<<<<

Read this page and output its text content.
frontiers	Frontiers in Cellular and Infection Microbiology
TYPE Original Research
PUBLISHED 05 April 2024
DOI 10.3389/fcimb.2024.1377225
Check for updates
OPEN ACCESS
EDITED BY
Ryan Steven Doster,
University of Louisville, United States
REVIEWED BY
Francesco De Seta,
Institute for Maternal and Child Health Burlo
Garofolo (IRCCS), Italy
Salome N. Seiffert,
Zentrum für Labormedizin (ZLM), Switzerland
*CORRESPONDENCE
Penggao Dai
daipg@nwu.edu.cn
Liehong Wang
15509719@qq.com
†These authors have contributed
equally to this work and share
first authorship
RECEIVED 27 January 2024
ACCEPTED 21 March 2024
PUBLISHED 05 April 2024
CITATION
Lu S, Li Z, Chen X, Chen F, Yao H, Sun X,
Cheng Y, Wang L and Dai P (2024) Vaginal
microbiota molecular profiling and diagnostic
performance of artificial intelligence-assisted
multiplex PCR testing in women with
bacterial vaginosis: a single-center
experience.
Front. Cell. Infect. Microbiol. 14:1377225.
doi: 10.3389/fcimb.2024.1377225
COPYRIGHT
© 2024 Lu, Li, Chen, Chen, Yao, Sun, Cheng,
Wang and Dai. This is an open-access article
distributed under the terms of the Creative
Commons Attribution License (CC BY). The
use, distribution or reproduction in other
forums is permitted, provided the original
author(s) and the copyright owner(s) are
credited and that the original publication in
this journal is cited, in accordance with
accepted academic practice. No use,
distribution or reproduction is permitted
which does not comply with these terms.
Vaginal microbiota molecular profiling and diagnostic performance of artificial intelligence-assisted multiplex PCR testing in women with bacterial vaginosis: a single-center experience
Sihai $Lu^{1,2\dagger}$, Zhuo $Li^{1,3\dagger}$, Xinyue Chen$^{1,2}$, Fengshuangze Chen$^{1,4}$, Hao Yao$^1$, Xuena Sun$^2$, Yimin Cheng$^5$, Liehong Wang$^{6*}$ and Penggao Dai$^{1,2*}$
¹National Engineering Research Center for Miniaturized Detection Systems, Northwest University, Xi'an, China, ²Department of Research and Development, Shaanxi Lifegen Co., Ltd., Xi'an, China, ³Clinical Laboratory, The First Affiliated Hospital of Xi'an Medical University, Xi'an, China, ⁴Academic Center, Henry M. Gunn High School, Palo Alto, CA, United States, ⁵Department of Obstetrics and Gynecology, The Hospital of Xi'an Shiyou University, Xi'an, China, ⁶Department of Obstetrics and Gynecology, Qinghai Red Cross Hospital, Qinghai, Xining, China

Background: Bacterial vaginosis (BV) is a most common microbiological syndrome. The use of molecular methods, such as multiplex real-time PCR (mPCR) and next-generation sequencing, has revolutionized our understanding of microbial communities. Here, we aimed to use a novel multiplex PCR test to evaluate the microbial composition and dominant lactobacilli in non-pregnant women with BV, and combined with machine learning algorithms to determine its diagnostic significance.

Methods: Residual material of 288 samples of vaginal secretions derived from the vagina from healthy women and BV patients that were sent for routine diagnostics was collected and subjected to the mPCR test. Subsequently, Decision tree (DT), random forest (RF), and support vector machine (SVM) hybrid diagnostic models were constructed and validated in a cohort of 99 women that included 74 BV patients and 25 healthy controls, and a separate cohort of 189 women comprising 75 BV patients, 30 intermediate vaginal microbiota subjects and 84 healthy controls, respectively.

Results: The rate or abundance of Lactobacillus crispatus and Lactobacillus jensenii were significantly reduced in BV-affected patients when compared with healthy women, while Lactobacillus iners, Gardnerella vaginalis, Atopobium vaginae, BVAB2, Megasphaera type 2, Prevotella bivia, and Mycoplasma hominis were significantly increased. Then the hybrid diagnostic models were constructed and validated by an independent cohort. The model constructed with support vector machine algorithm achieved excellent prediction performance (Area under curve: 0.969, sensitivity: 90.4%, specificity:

>>>>

◆ Required work ◆
Would you output every line of the listing exactly as given?

◆ The completed task ◆
Read this page and output its text content.
frontiers	Frontiers in Cellular and Infection Microbiology
TYPE Original Research
PUBLISHED 05 April 2024
DOI 10.3389/fcimb.2024.1377225
Check for updates
OPEN ACCESS
EDITED BY
Ryan Steven Doster,
University of Louisville, United States
REVIEWED BY
Francesco De Seta,
Institute for Maternal and Child Health Burlo
Garofolo (IRCCS), Italy
Salome N. Seiffert,
Zentrum für Labormedizin (ZLM), Switzerland
*CORRESPONDENCE
Penggao Dai
daipg@nwu.edu.cn
Liehong Wang
15509719@qq.com
†These authors have contributed
equally to this work and share
first authorship
RECEIVED 27 January 2024
ACCEPTED 21 March 2024
PUBLISHED 05 April 2024
CITATION
Lu S, Li Z, Chen X, Chen F, Yao H, Sun X,
Cheng Y, Wang L and Dai P (2024) Vaginal
microbiota molecular profiling and diagnostic
performance of artificial intelligence-assisted
multiplex PCR testing in women with
bacterial vaginosis: a single-center
experience.
Front. Cell. Infect. Microbiol. 14:1377225.
doi: 10.3389/fcimb.2024.1377225
COPYRIGHT
© 2024 Lu, Li, Chen, Chen, Yao, Sun, Cheng,
Wang and Dai. This is an open-access article
distributed under the terms of the Creative
Commons Attribution License (CC BY). The
use, distribution or reproduction in other
forums is permitted, provided the original
author(s) and the copyright owner(s) are
credited and that the original publication in
this journal is cited, in accordance with
accepted academic practice. No use,
distribution or reproduction is permitted
which does not comply with these terms.
Vaginal microbiota molecular profiling and diagnostic performance of artificial intelligence-assisted multiplex PCR testing in women with bacterial vaginosis: a single-center experience
Sihai $Lu^{1,2\dagger}$, Zhuo $Li^{1,3\dagger}$, Xinyue Chen$^{1,2}$, Fengshuangze Chen$^{1,4}$, Hao Yao$^1$, Xuena Sun$^2$, Yimin Cheng$^5$, Liehong Wang$^{6*}$ and Penggao Dai$^{1,2*}$
¹National Engineering Research Center for Miniaturized Detection Systems, Northwest University, Xi'an, China, ²Department of Research and Development, Shaanxi Lifegen Co., Ltd., Xi'an, China, ³Clinical Laboratory, The First Affiliated Hospital of Xi'an Medical University, Xi'an, China, ⁴Academic Center, Henry M. Gunn High School, Palo Alto, CA, United States, ⁵Department of Obstetrics and Gynecology, The Hospital of Xi'an Shiyou University, Xi'an, China, ⁶Department of Obstetrics and Gynecology, Qinghai Red Cross Hospital, Qinghai, Xining, China

Background: Bacterial vaginosis (BV) is a most common microbiological syndrome. The use of molecular methods, such as multiplex real-time PCR (mPCR) and next-generation sequencing, has revolutionized our understanding of microbial communities. Here, we aimed to use a novel multiplex PCR test to evaluate the microbial composition and dominant lactobacilli in non-pregnant women with BV, and combined with machine learning algorithms to determine its diagnostic significance.

Methods: Residual material of 288 samples of vaginal secretions derived from the vagina from healthy women and BV patients that were sent for routine diagnostics was collected and subjected to the mPCR test. Subsequently, Decision tree (DT), random forest (RF), and support vector machine (SVM) hybrid diagnostic models were constructed and validated in a cohort of 99 women that included 74 BV patients and 25 healthy controls, and a separate cohort of 189 women comprising 75 BV patients, 30 intermediate vaginal microbiota subjects and 84 healthy controls, respectively.

Results: The rate or abundance of Lactobacillus crispatus and Lactobacillus jensenii were significantly reduced in BV-affected patients when compared with healthy women, while Lactobacillus iners, Gardnerella vaginalis, Atopobium vaginae, BVAB2, Megasphaera type 2, Prevotella bivia, and Mycoplasma hominis were significantly increased. Then the hybrid diagnostic models were constructed and validated by an independent cohort. The model constructed with support vector machine algorithm achieved excellent prediction performance (Area under curve: 0.969, sensitivity: 90.4%, specificity:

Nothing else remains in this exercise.